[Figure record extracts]
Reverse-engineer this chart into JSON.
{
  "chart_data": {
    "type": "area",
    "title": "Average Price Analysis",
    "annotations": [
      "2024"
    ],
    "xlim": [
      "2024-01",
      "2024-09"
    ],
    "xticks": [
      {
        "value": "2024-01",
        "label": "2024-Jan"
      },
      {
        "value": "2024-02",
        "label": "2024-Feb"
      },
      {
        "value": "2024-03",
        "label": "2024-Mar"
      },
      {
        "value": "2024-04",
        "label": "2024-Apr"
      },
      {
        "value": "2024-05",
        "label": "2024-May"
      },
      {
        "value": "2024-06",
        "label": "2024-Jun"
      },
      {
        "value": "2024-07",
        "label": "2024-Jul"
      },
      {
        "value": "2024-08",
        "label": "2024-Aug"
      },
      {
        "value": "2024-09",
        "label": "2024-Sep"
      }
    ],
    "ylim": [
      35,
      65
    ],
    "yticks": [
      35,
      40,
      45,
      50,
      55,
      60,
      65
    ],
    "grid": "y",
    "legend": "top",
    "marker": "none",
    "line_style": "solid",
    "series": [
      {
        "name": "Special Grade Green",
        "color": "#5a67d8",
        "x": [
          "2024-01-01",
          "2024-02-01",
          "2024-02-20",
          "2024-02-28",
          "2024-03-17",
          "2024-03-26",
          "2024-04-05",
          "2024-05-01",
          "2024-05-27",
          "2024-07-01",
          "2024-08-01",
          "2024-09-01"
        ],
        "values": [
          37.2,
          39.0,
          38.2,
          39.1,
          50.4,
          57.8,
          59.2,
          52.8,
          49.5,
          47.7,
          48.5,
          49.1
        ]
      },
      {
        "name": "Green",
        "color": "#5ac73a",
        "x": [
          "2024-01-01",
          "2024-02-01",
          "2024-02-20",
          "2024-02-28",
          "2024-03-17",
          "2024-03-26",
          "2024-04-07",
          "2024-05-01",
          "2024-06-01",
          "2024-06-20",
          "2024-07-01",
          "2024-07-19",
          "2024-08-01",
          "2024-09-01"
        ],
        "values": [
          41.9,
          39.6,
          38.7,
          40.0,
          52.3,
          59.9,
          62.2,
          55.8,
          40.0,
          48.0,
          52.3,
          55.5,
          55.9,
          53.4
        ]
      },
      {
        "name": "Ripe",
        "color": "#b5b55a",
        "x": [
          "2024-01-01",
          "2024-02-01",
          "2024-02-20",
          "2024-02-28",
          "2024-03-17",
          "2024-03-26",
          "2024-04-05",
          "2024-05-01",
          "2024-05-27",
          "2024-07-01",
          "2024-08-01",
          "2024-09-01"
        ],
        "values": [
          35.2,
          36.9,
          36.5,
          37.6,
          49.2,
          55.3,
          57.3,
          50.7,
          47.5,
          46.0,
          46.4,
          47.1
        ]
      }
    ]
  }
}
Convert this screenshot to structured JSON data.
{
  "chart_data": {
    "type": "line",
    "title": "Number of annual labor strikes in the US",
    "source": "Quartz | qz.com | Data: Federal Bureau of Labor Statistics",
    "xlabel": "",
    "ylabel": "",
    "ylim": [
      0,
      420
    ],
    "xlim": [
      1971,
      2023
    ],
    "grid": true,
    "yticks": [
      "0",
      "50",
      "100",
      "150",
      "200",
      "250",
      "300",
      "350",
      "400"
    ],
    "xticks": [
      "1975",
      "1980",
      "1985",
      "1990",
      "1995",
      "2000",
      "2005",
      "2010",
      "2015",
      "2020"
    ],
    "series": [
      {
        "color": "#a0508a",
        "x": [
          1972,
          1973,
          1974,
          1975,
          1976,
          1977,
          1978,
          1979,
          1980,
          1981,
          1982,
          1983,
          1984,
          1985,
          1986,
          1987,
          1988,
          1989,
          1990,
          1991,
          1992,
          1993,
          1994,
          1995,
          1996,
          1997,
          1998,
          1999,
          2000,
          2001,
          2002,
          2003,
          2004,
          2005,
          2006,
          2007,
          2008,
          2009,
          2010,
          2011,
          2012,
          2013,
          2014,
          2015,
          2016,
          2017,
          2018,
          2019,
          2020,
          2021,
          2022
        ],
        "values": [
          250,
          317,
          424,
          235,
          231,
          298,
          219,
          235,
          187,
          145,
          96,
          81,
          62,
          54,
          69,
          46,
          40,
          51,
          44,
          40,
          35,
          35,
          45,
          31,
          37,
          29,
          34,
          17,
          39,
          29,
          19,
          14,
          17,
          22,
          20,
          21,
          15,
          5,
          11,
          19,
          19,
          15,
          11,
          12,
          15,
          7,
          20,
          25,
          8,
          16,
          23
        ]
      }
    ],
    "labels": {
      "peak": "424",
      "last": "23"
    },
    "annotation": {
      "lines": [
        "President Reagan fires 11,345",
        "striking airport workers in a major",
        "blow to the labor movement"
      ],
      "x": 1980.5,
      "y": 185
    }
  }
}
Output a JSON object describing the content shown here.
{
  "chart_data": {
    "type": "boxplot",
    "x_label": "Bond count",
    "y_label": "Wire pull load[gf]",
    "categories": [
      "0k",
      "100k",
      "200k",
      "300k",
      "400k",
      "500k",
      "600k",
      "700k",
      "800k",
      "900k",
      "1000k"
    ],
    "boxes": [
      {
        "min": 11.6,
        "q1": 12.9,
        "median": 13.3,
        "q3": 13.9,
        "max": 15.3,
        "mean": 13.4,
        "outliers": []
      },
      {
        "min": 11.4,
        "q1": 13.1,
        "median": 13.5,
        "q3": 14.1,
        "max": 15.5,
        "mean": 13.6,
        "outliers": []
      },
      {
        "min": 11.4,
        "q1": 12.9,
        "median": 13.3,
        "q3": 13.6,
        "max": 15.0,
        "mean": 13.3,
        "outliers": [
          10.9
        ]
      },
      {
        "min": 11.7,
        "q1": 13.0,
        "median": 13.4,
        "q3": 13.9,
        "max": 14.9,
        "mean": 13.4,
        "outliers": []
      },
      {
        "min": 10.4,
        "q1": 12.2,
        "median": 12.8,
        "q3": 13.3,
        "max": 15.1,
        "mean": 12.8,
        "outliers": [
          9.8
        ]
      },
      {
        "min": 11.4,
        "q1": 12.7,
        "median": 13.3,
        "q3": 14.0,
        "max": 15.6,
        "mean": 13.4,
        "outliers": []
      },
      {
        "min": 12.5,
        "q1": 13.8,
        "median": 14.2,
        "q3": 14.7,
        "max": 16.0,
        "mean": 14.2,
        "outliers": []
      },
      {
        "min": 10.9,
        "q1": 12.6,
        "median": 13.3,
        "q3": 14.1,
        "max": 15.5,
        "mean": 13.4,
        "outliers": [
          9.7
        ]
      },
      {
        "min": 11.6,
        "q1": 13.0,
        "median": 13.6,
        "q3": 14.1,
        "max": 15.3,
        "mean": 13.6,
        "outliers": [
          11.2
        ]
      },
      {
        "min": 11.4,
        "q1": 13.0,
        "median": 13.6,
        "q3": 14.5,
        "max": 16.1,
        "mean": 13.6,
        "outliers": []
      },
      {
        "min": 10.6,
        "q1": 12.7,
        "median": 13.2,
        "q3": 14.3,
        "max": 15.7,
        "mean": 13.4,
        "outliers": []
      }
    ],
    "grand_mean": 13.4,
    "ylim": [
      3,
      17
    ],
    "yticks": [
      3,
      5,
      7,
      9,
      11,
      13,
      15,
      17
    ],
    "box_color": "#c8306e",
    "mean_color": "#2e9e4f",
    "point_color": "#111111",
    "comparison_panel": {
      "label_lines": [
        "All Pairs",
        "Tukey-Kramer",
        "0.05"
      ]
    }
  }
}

_What you need to do:_
Every line in the data that holds "title" should be copied out.

_Full output:_
    "title": "Average Price Analysis",
    "title": "Number of annual labor strikes in the US",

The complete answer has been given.